▸ Stated goal: Swap "MOTOR OIL" for "ENGINE OIL" everywhere in the material below and give all the lines back otherwise unchanged.

* begin Data *

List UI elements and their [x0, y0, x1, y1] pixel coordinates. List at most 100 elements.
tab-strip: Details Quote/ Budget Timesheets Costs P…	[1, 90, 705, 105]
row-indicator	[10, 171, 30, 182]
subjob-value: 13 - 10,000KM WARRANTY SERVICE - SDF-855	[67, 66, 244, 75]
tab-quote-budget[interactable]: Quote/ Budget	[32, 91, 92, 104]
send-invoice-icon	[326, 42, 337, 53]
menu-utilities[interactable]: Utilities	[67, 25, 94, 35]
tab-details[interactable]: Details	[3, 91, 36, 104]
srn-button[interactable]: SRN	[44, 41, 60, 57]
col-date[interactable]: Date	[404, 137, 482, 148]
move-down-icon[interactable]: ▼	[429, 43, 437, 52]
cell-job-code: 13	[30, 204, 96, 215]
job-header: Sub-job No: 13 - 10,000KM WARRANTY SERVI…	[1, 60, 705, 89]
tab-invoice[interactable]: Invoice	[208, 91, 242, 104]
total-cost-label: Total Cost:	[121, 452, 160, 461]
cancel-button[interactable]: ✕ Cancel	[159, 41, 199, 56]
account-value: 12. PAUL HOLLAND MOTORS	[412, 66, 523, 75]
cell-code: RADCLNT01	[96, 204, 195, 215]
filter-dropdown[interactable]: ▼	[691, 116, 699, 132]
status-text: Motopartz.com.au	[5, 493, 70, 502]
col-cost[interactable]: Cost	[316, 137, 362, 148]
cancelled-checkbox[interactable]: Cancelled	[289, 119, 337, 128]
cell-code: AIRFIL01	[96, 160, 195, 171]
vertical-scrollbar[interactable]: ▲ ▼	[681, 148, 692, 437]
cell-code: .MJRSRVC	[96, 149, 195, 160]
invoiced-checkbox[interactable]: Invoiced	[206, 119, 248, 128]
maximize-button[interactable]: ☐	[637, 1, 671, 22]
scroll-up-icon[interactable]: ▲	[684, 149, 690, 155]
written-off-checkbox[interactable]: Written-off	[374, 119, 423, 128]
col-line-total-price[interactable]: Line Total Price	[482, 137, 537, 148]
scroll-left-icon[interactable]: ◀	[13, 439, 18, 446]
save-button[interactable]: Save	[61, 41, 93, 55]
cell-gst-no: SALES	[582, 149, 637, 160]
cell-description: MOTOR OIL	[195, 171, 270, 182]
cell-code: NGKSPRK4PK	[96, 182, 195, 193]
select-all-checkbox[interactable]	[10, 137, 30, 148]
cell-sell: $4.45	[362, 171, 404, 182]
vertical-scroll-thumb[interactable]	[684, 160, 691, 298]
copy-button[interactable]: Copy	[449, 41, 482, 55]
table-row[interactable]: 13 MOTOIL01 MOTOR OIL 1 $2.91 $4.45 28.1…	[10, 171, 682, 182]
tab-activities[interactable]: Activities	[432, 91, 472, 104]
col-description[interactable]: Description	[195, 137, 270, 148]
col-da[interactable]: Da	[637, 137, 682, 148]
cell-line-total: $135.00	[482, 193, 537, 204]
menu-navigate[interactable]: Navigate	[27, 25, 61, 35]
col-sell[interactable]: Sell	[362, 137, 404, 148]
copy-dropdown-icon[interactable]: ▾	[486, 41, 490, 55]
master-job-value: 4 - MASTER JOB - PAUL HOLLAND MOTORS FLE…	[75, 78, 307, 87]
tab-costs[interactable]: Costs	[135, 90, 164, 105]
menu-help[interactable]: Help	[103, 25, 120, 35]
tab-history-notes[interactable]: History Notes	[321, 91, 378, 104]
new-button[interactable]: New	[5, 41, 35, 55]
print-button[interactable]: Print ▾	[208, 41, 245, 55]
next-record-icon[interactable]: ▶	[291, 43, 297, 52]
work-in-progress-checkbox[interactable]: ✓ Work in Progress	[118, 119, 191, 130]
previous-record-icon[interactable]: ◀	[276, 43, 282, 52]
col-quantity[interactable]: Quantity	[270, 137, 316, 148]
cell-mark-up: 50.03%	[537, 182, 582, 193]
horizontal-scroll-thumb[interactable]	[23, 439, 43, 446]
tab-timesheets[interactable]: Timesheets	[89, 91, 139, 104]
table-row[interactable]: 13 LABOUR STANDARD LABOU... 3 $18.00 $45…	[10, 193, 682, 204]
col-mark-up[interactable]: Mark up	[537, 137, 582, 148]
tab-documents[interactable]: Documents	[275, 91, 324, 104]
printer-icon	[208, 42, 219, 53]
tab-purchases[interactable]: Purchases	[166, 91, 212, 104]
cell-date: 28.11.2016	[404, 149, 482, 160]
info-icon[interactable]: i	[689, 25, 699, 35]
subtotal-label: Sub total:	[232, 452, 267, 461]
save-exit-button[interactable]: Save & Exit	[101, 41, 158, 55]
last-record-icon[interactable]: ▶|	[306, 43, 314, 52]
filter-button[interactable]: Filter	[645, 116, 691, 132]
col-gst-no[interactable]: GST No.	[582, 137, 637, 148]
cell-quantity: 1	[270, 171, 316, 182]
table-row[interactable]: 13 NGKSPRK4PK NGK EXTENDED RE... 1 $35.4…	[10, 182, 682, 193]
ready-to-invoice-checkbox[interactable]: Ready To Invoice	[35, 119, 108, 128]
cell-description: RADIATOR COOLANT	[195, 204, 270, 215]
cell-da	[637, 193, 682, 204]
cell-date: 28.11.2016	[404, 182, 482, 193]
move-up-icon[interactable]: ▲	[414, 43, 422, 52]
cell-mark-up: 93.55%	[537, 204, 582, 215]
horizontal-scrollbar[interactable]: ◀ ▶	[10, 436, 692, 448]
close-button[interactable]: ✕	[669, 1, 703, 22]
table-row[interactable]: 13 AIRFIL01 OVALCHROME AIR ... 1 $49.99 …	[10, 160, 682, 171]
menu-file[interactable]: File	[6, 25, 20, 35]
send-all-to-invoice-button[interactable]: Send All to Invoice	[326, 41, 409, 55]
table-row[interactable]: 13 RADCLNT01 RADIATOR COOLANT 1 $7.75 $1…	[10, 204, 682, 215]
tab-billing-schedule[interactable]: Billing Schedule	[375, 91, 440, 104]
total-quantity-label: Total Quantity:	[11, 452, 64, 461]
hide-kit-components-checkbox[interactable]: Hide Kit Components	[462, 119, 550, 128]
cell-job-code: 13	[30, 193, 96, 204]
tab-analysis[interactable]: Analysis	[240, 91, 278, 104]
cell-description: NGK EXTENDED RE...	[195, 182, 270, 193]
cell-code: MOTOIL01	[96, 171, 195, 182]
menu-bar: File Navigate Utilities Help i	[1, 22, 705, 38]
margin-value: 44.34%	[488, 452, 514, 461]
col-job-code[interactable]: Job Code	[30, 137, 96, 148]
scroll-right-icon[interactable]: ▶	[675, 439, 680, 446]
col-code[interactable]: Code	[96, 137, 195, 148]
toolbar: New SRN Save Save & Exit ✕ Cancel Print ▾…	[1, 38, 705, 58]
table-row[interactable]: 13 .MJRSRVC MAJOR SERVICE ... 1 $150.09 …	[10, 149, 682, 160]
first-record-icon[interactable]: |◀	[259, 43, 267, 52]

* end Data *

▸ Task output:
List UI elements and their [x0, y0, x1, y1] pixel coordinates. List at most 100 elements.
tab-strip: Details Quote/ Budget Timesheets Costs P…	[1, 90, 705, 105]
row-indicator	[10, 171, 30, 182]
subjob-value: 13 - 10,000KM WARRANTY SERVICE - SDF-855	[67, 66, 244, 75]
tab-quote-budget[interactable]: Quote/ Budget	[32, 91, 92, 104]
send-invoice-icon	[326, 42, 337, 53]
menu-utilities[interactable]: Utilities	[67, 25, 94, 35]
tab-details[interactable]: Details	[3, 91, 36, 104]
srn-button[interactable]: SRN	[44, 41, 60, 57]
col-date[interactable]: Date	[404, 137, 482, 148]
move-down-icon[interactable]: ▼	[429, 43, 437, 52]
cell-job-code: 13	[30, 204, 96, 215]
job-header: Sub-job No: 13 - 10,000KM WARRANTY SERVI…	[1, 60, 705, 89]
tab-invoice[interactable]: Invoice	[208, 91, 242, 104]
total-cost-label: Total Cost:	[121, 452, 160, 461]
cancel-button[interactable]: ✕ Cancel	[159, 41, 199, 56]
account-value: 12. PAUL HOLLAND MOTORS	[412, 66, 523, 75]
cell-code: RADCLNT01	[96, 204, 195, 215]
filter-dropdown[interactable]: ▼	[691, 116, 699, 132]
status-text: Motopartz.com.au	[5, 493, 70, 502]
col-cost[interactable]: Cost	[316, 137, 362, 148]
cancelled-checkbox[interactable]: Cancelled	[289, 119, 337, 128]
cell-code: AIRFIL01	[96, 160, 195, 171]
vertical-scrollbar[interactable]: ▲ ▼	[681, 148, 692, 437]
cell-code: .MJRSRVC	[96, 149, 195, 160]
invoiced-checkbox[interactable]: Invoiced	[206, 119, 248, 128]
maximize-button[interactable]: ☐	[637, 1, 671, 22]
scroll-up-icon[interactable]: ▲	[684, 149, 690, 155]
written-off-checkbox[interactable]: Written-off	[374, 119, 423, 128]
col-line-total-price[interactable]: Line Total Price	[482, 137, 537, 148]
scroll-left-icon[interactable]: ◀	[13, 439, 18, 446]
save-button[interactable]: Save	[61, 41, 93, 55]
cell-gst-no: SALES	[582, 149, 637, 160]
cell-description: ENGINE OIL	[195, 171, 270, 182]
cell-code: NGKSPRK4PK	[96, 182, 195, 193]
select-all-checkbox[interactable]	[10, 137, 30, 148]
cell-sell: $4.45	[362, 171, 404, 182]
vertical-scroll-thumb[interactable]	[684, 160, 691, 298]
copy-button[interactable]: Copy	[449, 41, 482, 55]
table-row[interactable]: 13 MOTOIL01 ENGINE OIL 1 $2.91 $4.45 28.1…	[10, 171, 682, 182]
tab-activities[interactable]: Activities	[432, 91, 472, 104]
col-description[interactable]: Description	[195, 137, 270, 148]
col-da[interactable]: Da	[637, 137, 682, 148]
cell-line-total: $135.00	[482, 193, 537, 204]
menu-navigate[interactable]: Navigate	[27, 25, 61, 35]
col-sell[interactable]: Sell	[362, 137, 404, 148]
copy-dropdown-icon[interactable]: ▾	[486, 41, 490, 55]
master-job-value: 4 - MASTER JOB - PAUL HOLLAND MOTORS FLE…	[75, 78, 307, 87]
tab-costs[interactable]: Costs	[135, 90, 164, 105]
menu-help[interactable]: Help	[103, 25, 120, 35]
tab-history-notes[interactable]: History Notes	[321, 91, 378, 104]
new-button[interactable]: New	[5, 41, 35, 55]
print-button[interactable]: Print ▾	[208, 41, 245, 55]
next-record-icon[interactable]: ▶	[291, 43, 297, 52]
work-in-progress-checkbox[interactable]: ✓ Work in Progress	[118, 119, 191, 130]
previous-record-icon[interactable]: ◀	[276, 43, 282, 52]
col-quantity[interactable]: Quantity	[270, 137, 316, 148]
cell-mark-up: 50.03%	[537, 182, 582, 193]
horizontal-scroll-thumb[interactable]	[23, 439, 43, 446]
tab-timesheets[interactable]: Timesheets	[89, 91, 139, 104]
table-row[interactable]: 13 LABOUR STANDARD LABOU... 3 $18.00 $45…	[10, 193, 682, 204]
col-mark-up[interactable]: Mark up	[537, 137, 582, 148]
tab-documents[interactable]: Documents	[275, 91, 324, 104]
printer-icon	[208, 42, 219, 53]
tab-purchases[interactable]: Purchases	[166, 91, 212, 104]
cell-date: 28.11.2016	[404, 149, 482, 160]
info-icon[interactable]: i	[689, 25, 699, 35]
subtotal-label: Sub total:	[232, 452, 267, 461]
save-exit-button[interactable]: Save & Exit	[101, 41, 158, 55]
last-record-icon[interactable]: ▶|	[306, 43, 314, 52]
filter-button[interactable]: Filter	[645, 116, 691, 132]
col-gst-no[interactable]: GST No.	[582, 137, 637, 148]
cell-quantity: 1	[270, 171, 316, 182]
table-row[interactable]: 13 NGKSPRK4PK NGK EXTENDED RE... 1 $35.4…	[10, 182, 682, 193]
ready-to-invoice-checkbox[interactable]: Ready To Invoice	[35, 119, 108, 128]
cell-description: RADIATOR COOLANT	[195, 204, 270, 215]
cell-da	[637, 193, 682, 204]
cell-date: 28.11.2016	[404, 182, 482, 193]
move-up-icon[interactable]: ▲	[414, 43, 422, 52]
cell-mark-up: 93.55%	[537, 204, 582, 215]
horizontal-scrollbar[interactable]: ◀ ▶	[10, 436, 692, 448]
close-button[interactable]: ✕	[669, 1, 703, 22]
table-row[interactable]: 13 AIRFIL01 OVALCHROME AIR ... 1 $49.99 …	[10, 160, 682, 171]
menu-file[interactable]: File	[6, 25, 20, 35]
send-all-to-invoice-button[interactable]: Send All to Invoice	[326, 41, 409, 55]
table-row[interactable]: 13 RADCLNT01 RADIATOR COOLANT 1 $7.75 $1…	[10, 204, 682, 215]
tab-billing-schedule[interactable]: Billing Schedule	[375, 91, 440, 104]
total-quantity-label: Total Quantity:	[11, 452, 64, 461]
hide-kit-components-checkbox[interactable]: Hide Kit Components	[462, 119, 550, 128]
cell-job-code: 13	[30, 193, 96, 204]
tab-analysis[interactable]: Analysis	[240, 91, 278, 104]
cell-description: NGK EXTENDED RE...	[195, 182, 270, 193]
cell-code: MOTOIL01	[96, 171, 195, 182]
menu-bar: File Navigate Utilities Help i	[1, 22, 705, 38]
margin-value: 44.34%	[488, 452, 514, 461]
col-job-code[interactable]: Job Code	[30, 137, 96, 148]
scroll-right-icon[interactable]: ▶	[675, 439, 680, 446]
col-code[interactable]: Code	[96, 137, 195, 148]
toolbar: New SRN Save Save & Exit ✕ Cancel Print ▾…	[1, 38, 705, 58]
table-row[interactable]: 13 .MJRSRVC MAJOR SERVICE ... 1 $150.09 …	[10, 149, 682, 160]
first-record-icon[interactable]: |◀	[259, 43, 267, 52]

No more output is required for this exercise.